Instructions for the task
If a line in the records below contains "Accession", copy that line.

━━ Data shown ━━

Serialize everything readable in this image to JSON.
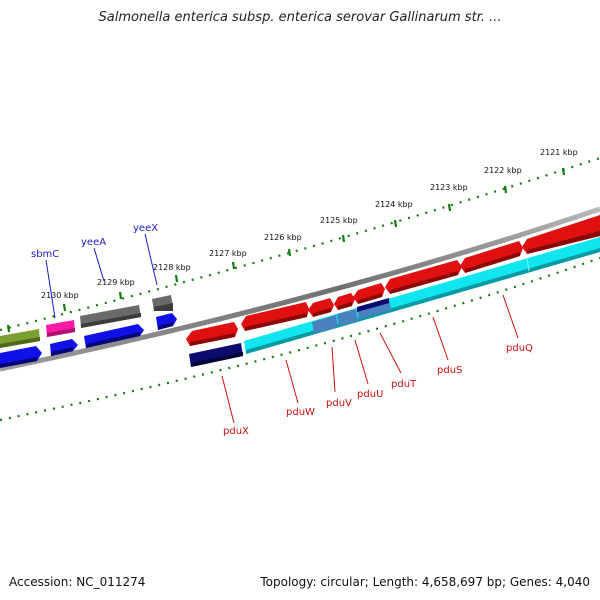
{
  "title": "Salmonella enterica subsp. enterica serovar Gallinarum str. ...",
  "footer": {
    "accession": "Accession: NC_011274",
    "summary": "Topology: circular; Length: 4,658,697 bp; Genes: 4,040"
  },
  "scale": {
    "ticks": [
      {
        "label": "2121 kbp",
        "pos": 2121
      },
      {
        "label": "2122 kbp",
        "pos": 2122
      },
      {
        "label": "2123 kbp",
        "pos": 2123
      },
      {
        "label": "2124 kbp",
        "pos": 2124
      },
      {
        "label": "2125 kbp",
        "pos": 2125
      },
      {
        "label": "2126 kbp",
        "pos": 2126
      },
      {
        "label": "2127 kbp",
        "pos": 2127
      },
      {
        "label": "2128 kbp",
        "pos": 2128
      },
      {
        "label": "2129 kbp",
        "pos": 2129
      },
      {
        "label": "2130 kbp",
        "pos": 2130
      }
    ]
  },
  "genes": {
    "upper_labels": [
      {
        "name": "sbmC",
        "color": "#1a1acc"
      },
      {
        "name": "yeeA",
        "color": "#1a1acc"
      },
      {
        "name": "yeeX",
        "color": "#1a1acc"
      }
    ],
    "lower_labels": [
      {
        "name": "pduX",
        "color": "#cc1111"
      },
      {
        "name": "pduW",
        "color": "#cc1111"
      },
      {
        "name": "pduV",
        "color": "#cc1111"
      },
      {
        "name": "pduU",
        "color": "#cc1111"
      },
      {
        "name": "pduT",
        "color": "#cc1111"
      },
      {
        "name": "pduS",
        "color": "#cc1111"
      },
      {
        "name": "pduQ",
        "color": "#cc1111"
      }
    ]
  },
  "colors": {
    "red_cds": "#e01010",
    "blue_cds": "#1010e8",
    "navy_cds": "#0b0b70",
    "cyan_cds": "#11e6f0",
    "steel_cds": "#4a82c0",
    "gray_cds": "#6a6a6a",
    "pink_cds": "#ff1aa8",
    "olive_cds": "#7aa030",
    "tick_green": "#127a12",
    "backbone": "#808080"
  }
}
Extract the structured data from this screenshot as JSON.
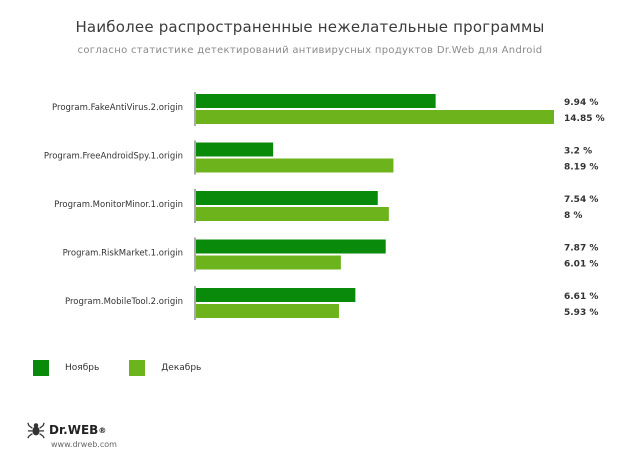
{
  "chart_data": {
    "type": "bar",
    "orientation": "horizontal",
    "title": "Наиболее распространенные нежелательные программы",
    "subtitle": "согласно статистике детектирований антивирусных продуктов Dr.Web для Android",
    "categories": [
      "Program.FakeAntiVirus.2.origin",
      "Program.FreeAndroidSpy.1.origin",
      "Program.MonitorMinor.1.origin",
      "Program.RiskMarket.1.origin",
      "Program.MobileTool.2.origin"
    ],
    "series": [
      {
        "name": "Ноябрь",
        "color": "#0a8a0a",
        "values": [
          9.94,
          3.2,
          7.54,
          7.87,
          6.61
        ],
        "labels": [
          "9.94 %",
          "3.2 %",
          "7.54 %",
          "7.87 %",
          "6.61 %"
        ]
      },
      {
        "name": "Декабрь",
        "color": "#6db31c",
        "values": [
          14.85,
          8.19,
          8,
          6.01,
          5.93
        ],
        "labels": [
          "14.85 %",
          "8.19 %",
          "8 %",
          "6.01 %",
          "5.93 %"
        ]
      }
    ],
    "xlim": [
      0,
      14.85
    ],
    "legend": "bottom-left",
    "grid": false
  },
  "brand": {
    "name": "Dr.WEB",
    "registered": "®",
    "url": "www.drweb.com"
  }
}
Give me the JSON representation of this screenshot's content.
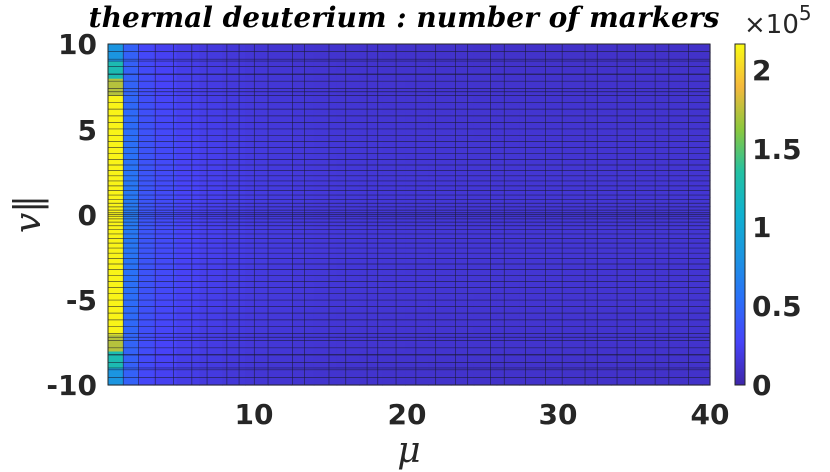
{
  "chart_data": {
    "type": "heatmap",
    "title": "thermal deuterium : number of markers",
    "xlabel": "μ",
    "ylabel": "v‖",
    "x_ticks": [
      "10",
      "20",
      "30",
      "40"
    ],
    "y_ticks": [
      "10",
      "5",
      "0",
      "-5",
      "-10"
    ],
    "xlim": [
      0.5,
      40
    ],
    "ylim": [
      -10,
      10
    ],
    "colorbar": {
      "ticks": [
        "0",
        "0.5",
        "1",
        "1.5",
        "2"
      ],
      "range": [
        0,
        215000
      ],
      "exponent_label": "×10",
      "exponent_power": "5",
      "colormap": "parula"
    },
    "grid": "irregular mesh with dense cells near v‖ = 0 and near small μ",
    "values_note": "markers concentrated in lowest μ column: ~2.1×10^5 for |v‖| < 7, ~1.7×10^5 near |v‖| ≈ 7.5, ~0.8×10^5 at |v‖| ≈ 9-10; second column ~0.6×10^5; elsewhere 0.1-0.3×10^5 decreasing with μ"
  }
}
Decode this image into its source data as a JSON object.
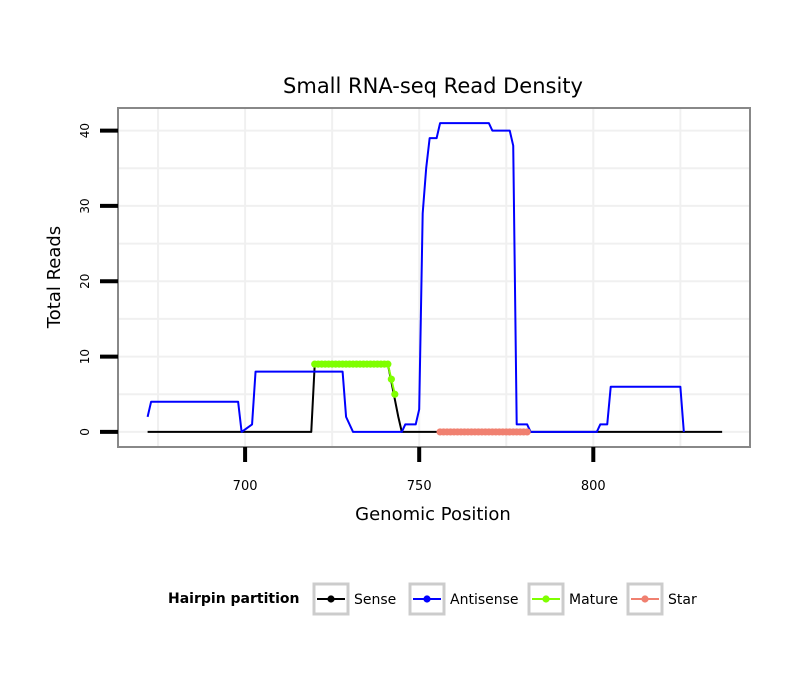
{
  "chart_data": {
    "type": "line",
    "title": "Small RNA-seq Read Density",
    "xlabel": "Genomic Position",
    "ylabel": "Total Reads",
    "xlim": [
      663.5,
      845
    ],
    "ylim": [
      -2,
      43
    ],
    "x_ticks": [
      700,
      750,
      800
    ],
    "y_ticks": [
      0,
      10,
      20,
      30,
      40
    ],
    "grid": true,
    "legend": {
      "title": "Hairpin partition",
      "position": "bottom",
      "entries": [
        {
          "name": "Sense",
          "color": "#000000"
        },
        {
          "name": "Antisense",
          "color": "#0000ff"
        },
        {
          "name": "Mature",
          "color": "#7fff00"
        },
        {
          "name": "Star",
          "color": "#f08070"
        }
      ]
    },
    "series": [
      {
        "name": "Sense",
        "color": "#000000",
        "markers": false,
        "x": [
          672,
          719,
          720,
          741,
          744,
          745,
          837
        ],
        "y": [
          0,
          0,
          9,
          9,
          2,
          0,
          0
        ]
      },
      {
        "name": "Antisense",
        "color": "#0000ff",
        "markers": false,
        "x": [
          672,
          673,
          698,
          699,
          702,
          703,
          718,
          719,
          728,
          729,
          731,
          745,
          746,
          748,
          749,
          750,
          751,
          752,
          753,
          755,
          756,
          770,
          771,
          776,
          777,
          778,
          781,
          782,
          801,
          802,
          804,
          805,
          825,
          826
        ],
        "y": [
          2,
          4,
          4,
          0,
          1,
          8,
          8,
          8,
          8,
          2,
          0,
          0,
          1,
          1,
          1,
          3,
          29,
          35,
          39,
          39,
          41,
          41,
          40,
          40,
          38,
          1,
          1,
          0,
          0,
          1,
          1,
          6,
          6,
          0
        ]
      },
      {
        "name": "Mature",
        "color": "#7fff00",
        "markers": true,
        "x": [
          720,
          721,
          722,
          723,
          724,
          725,
          726,
          727,
          728,
          729,
          730,
          731,
          732,
          733,
          734,
          735,
          736,
          737,
          738,
          739,
          740,
          741,
          742,
          743
        ],
        "y": [
          9,
          9,
          9,
          9,
          9,
          9,
          9,
          9,
          9,
          9,
          9,
          9,
          9,
          9,
          9,
          9,
          9,
          9,
          9,
          9,
          9,
          9,
          7,
          5
        ]
      },
      {
        "name": "Star",
        "color": "#f08070",
        "markers": true,
        "x": [
          756,
          757,
          758,
          759,
          760,
          761,
          762,
          763,
          764,
          765,
          766,
          767,
          768,
          769,
          770,
          771,
          772,
          773,
          774,
          775,
          776,
          777,
          778,
          779,
          780,
          781
        ],
        "y": [
          0,
          0,
          0,
          0,
          0,
          0,
          0,
          0,
          0,
          0,
          0,
          0,
          0,
          0,
          0,
          0,
          0,
          0,
          0,
          0,
          0,
          0,
          0,
          0,
          0,
          0
        ]
      }
    ]
  }
}
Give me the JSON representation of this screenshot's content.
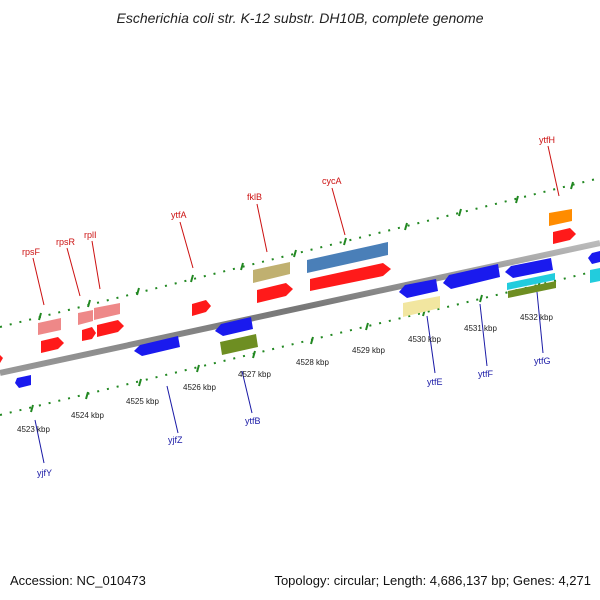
{
  "title": "Escherichia coli str. K-12 substr. DH10B, complete genome",
  "footer": {
    "accession": "Accession: NC_010473",
    "summary": "Topology: circular; Length: 4,686,137 bp; Genes: 4,271"
  },
  "scale_labels": [
    "4523 kbp",
    "4524 kbp",
    "4525 kbp",
    "4526 kbp",
    "4527 kbp",
    "4528 kbp",
    "4529 kbp",
    "4530 kbp",
    "4531 kbp",
    "4532 kbp"
  ],
  "genes_top": [
    {
      "name": "rpsF",
      "color": "#ee3333"
    },
    {
      "name": "rpsR",
      "color": "#ee3333"
    },
    {
      "name": "rplI",
      "color": "#ee3333"
    },
    {
      "name": "ytfA",
      "color": "#ee3333"
    },
    {
      "name": "fklB",
      "color": "#ee3333"
    },
    {
      "name": "cycA",
      "color": "#ee3333"
    },
    {
      "name": "ytfH",
      "color": "#ee3333"
    }
  ],
  "genes_bottom": [
    {
      "name": "yjfY",
      "color": "#2222aa"
    },
    {
      "name": "yjfZ",
      "color": "#2222aa"
    },
    {
      "name": "ytfB",
      "color": "#2222aa"
    },
    {
      "name": "ytfE",
      "color": "#2222aa"
    },
    {
      "name": "ytfF",
      "color": "#2222aa"
    },
    {
      "name": "ytfG",
      "color": "#2222aa"
    }
  ],
  "colors": {
    "forward_cds": "#ff1a1a",
    "reverse_cds": "#1a1aee",
    "rrna_pink": "#ee8888",
    "olive": "#c0b070",
    "dark_olive": "#6e8e22",
    "steel_blue": "#4a7fb8",
    "orange": "#ff8c00",
    "cyan": "#22ccdd",
    "pale_yellow": "#f2e6a0",
    "backbone": "#888888",
    "ticks": "#228822"
  }
}
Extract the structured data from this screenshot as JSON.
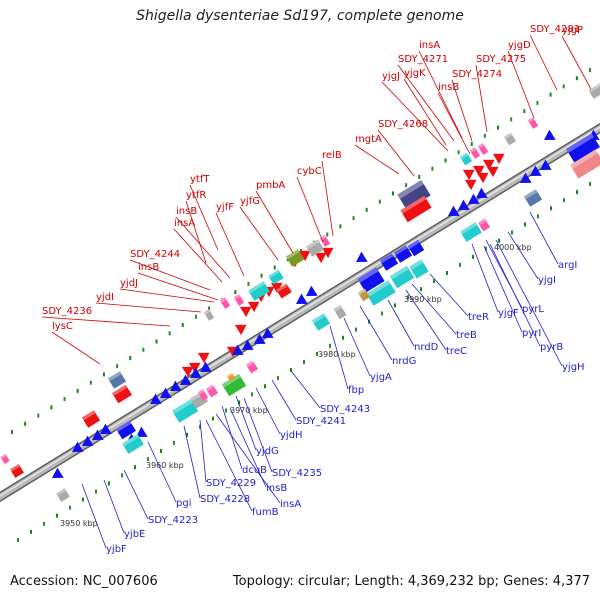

━━━

Answer to this exercise
    "accession": "Accession: NC_011274",
    "accession": "Accession: NC_010473",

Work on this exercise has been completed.